Look below and pull out each line with the word "this".

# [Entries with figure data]
— begin —

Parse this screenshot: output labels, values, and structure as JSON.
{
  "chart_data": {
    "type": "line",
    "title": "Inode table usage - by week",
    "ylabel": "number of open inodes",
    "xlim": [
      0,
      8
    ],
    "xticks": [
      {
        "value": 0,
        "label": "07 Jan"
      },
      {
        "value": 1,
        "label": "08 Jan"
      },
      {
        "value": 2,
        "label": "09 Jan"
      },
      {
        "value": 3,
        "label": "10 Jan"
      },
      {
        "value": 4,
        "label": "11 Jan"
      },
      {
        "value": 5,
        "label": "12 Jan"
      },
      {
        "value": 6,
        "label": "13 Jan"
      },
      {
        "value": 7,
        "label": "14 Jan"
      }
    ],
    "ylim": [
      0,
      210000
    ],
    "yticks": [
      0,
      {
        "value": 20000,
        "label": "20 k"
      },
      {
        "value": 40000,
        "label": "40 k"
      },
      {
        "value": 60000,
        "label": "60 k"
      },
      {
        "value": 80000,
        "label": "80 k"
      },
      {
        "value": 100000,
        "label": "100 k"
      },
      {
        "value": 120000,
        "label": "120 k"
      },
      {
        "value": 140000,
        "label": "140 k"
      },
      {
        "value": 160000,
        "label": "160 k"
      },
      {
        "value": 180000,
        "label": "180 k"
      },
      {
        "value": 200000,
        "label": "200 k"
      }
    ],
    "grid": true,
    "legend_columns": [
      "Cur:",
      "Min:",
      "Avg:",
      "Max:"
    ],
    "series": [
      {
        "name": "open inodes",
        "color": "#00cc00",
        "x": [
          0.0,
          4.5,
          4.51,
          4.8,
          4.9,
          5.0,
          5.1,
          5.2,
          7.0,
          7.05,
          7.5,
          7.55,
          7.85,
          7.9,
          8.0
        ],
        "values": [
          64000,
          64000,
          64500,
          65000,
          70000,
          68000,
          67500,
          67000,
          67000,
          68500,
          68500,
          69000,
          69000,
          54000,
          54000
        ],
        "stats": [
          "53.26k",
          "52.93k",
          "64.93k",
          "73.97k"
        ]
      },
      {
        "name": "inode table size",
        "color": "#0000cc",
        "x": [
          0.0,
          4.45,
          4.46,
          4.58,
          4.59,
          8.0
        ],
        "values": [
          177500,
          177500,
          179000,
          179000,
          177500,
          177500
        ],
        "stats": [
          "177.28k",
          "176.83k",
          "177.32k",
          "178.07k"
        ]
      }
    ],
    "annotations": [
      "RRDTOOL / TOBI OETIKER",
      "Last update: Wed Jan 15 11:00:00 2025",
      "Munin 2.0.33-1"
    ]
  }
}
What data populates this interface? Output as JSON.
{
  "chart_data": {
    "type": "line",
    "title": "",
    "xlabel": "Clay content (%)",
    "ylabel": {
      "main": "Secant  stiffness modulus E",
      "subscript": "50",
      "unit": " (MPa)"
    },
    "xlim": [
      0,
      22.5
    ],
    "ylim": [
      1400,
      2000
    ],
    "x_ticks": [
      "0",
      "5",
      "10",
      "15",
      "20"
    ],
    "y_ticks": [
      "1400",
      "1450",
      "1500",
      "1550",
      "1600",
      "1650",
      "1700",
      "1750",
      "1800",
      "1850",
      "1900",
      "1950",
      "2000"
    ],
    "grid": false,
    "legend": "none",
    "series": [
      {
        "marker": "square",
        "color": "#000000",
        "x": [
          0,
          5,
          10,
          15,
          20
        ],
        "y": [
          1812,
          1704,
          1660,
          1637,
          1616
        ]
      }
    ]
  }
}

— end —

# [Finished task]
Parse this screenshot: output labels, values, and structure as JSON.
What data populates this interface? Output as JSON.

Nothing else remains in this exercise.